> **Element box annotations**
******

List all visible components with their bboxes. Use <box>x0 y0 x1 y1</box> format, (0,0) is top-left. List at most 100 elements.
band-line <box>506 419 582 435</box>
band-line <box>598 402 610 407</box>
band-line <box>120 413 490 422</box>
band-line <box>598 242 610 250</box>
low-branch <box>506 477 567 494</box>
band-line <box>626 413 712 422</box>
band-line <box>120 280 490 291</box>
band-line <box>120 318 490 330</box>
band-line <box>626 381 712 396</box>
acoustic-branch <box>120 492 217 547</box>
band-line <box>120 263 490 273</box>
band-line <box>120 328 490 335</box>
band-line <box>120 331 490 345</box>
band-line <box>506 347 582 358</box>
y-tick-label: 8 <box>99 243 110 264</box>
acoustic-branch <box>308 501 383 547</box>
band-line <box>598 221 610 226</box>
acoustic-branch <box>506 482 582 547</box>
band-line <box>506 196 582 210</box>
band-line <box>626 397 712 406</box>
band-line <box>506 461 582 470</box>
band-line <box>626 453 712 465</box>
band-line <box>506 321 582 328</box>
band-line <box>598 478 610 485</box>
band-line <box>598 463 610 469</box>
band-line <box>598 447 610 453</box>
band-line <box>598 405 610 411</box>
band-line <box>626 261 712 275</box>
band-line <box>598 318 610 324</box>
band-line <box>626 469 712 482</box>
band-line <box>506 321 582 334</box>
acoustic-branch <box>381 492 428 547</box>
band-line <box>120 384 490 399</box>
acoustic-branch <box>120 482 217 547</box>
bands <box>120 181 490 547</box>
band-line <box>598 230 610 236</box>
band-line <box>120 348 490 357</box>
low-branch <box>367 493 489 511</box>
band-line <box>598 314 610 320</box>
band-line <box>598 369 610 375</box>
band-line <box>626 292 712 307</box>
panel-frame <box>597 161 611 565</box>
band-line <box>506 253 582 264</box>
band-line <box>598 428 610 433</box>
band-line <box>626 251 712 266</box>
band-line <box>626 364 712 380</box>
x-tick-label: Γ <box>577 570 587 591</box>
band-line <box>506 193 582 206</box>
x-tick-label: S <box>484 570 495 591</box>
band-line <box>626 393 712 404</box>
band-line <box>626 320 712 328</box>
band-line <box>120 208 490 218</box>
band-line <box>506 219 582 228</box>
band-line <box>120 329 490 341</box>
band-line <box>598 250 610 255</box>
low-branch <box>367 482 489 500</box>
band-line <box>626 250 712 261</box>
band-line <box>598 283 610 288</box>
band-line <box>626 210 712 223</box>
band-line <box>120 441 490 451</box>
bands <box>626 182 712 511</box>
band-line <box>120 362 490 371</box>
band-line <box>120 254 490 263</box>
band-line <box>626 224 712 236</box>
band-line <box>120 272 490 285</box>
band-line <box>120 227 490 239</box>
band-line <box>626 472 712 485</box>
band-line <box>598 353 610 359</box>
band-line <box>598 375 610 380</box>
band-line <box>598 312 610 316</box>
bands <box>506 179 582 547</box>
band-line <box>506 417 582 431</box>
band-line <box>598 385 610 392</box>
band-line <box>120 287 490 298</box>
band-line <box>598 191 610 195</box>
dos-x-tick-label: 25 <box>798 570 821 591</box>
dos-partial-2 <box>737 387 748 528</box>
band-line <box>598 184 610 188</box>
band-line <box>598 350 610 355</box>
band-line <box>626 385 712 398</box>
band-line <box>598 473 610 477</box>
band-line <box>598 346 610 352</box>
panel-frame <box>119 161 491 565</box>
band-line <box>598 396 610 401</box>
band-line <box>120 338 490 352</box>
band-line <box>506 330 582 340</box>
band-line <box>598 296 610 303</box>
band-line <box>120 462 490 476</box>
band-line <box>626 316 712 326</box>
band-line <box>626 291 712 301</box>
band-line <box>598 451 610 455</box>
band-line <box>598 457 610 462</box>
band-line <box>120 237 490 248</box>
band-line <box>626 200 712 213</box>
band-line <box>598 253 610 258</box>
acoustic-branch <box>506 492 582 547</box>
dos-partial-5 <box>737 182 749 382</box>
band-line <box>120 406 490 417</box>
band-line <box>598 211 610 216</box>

******

> **Work required**
Transcribe every line of the records above verbatim, character for character.

> **The completed task**
List all visible components with their bboxes. Use <box>x0 y0 x1 y1</box> format, (0,0) is top-left. List at most 100 elements.
band-line <box>506 419 582 435</box>
band-line <box>598 402 610 407</box>
band-line <box>120 413 490 422</box>
band-line <box>598 242 610 250</box>
low-branch <box>506 477 567 494</box>
band-line <box>626 413 712 422</box>
band-line <box>120 280 490 291</box>
band-line <box>120 318 490 330</box>
band-line <box>626 381 712 396</box>
acoustic-branch <box>120 492 217 547</box>
band-line <box>120 263 490 273</box>
band-line <box>120 328 490 335</box>
band-line <box>120 331 490 345</box>
band-line <box>506 347 582 358</box>
y-tick-label: 8 <box>99 243 110 264</box>
acoustic-branch <box>308 501 383 547</box>
band-line <box>598 221 610 226</box>
acoustic-branch <box>506 482 582 547</box>
band-line <box>506 196 582 210</box>
band-line <box>626 397 712 406</box>
band-line <box>506 461 582 470</box>
band-line <box>626 453 712 465</box>
band-line <box>506 321 582 328</box>
band-line <box>598 478 610 485</box>
band-line <box>598 463 610 469</box>
band-line <box>598 447 610 453</box>
band-line <box>598 405 610 411</box>
band-line <box>626 261 712 275</box>
band-line <box>598 318 610 324</box>
band-line <box>626 469 712 482</box>
band-line <box>506 321 582 334</box>
acoustic-branch <box>381 492 428 547</box>
band-line <box>120 384 490 399</box>
acoustic-branch <box>120 482 217 547</box>
bands <box>120 181 490 547</box>
band-line <box>598 230 610 236</box>
band-line <box>120 348 490 357</box>
low-branch <box>367 493 489 511</box>
band-line <box>598 314 610 320</box>
band-line <box>598 369 610 375</box>
band-line <box>626 292 712 307</box>
panel-frame <box>597 161 611 565</box>
band-line <box>506 253 582 264</box>
band-line <box>598 428 610 433</box>
band-line <box>626 251 712 266</box>
band-line <box>626 364 712 380</box>
x-tick-label: Γ <box>577 570 587 591</box>
band-line <box>506 193 582 206</box>
x-tick-label: S <box>484 570 495 591</box>
band-line <box>626 393 712 404</box>
band-line <box>626 320 712 328</box>
band-line <box>120 208 490 218</box>
band-line <box>506 219 582 228</box>
band-line <box>120 329 490 341</box>
band-line <box>598 250 610 255</box>
low-branch <box>367 482 489 500</box>
band-line <box>626 250 712 261</box>
band-line <box>598 283 610 288</box>
band-line <box>626 210 712 223</box>
band-line <box>120 441 490 451</box>
bands <box>626 182 712 511</box>
band-line <box>120 362 490 371</box>
band-line <box>120 254 490 263</box>
band-line <box>626 224 712 236</box>
band-line <box>120 272 490 285</box>
band-line <box>120 227 490 239</box>
band-line <box>626 472 712 485</box>
band-line <box>598 353 610 359</box>
band-line <box>598 375 610 380</box>
band-line <box>598 312 610 316</box>
bands <box>506 179 582 547</box>
band-line <box>506 417 582 431</box>
band-line <box>598 385 610 392</box>
band-line <box>120 287 490 298</box>
band-line <box>598 191 610 195</box>
dos-x-tick-label: 25 <box>798 570 821 591</box>
dos-partial-2 <box>737 387 748 528</box>
band-line <box>598 184 610 188</box>
band-line <box>598 350 610 355</box>
band-line <box>626 385 712 398</box>
band-line <box>598 473 610 477</box>
band-line <box>598 346 610 352</box>
panel-frame <box>119 161 491 565</box>
band-line <box>598 396 610 401</box>
band-line <box>120 338 490 352</box>
band-line <box>506 330 582 340</box>
band-line <box>598 296 610 303</box>
band-line <box>120 462 490 476</box>
band-line <box>626 316 712 326</box>
band-line <box>626 291 712 301</box>
band-line <box>598 451 610 455</box>
band-line <box>598 457 610 462</box>
band-line <box>120 237 490 248</box>
band-line <box>626 200 712 213</box>
band-line <box>598 253 610 258</box>
acoustic-branch <box>506 492 582 547</box>
dos-partial-5 <box>737 182 749 382</box>
band-line <box>120 406 490 417</box>
band-line <box>598 211 610 216</box>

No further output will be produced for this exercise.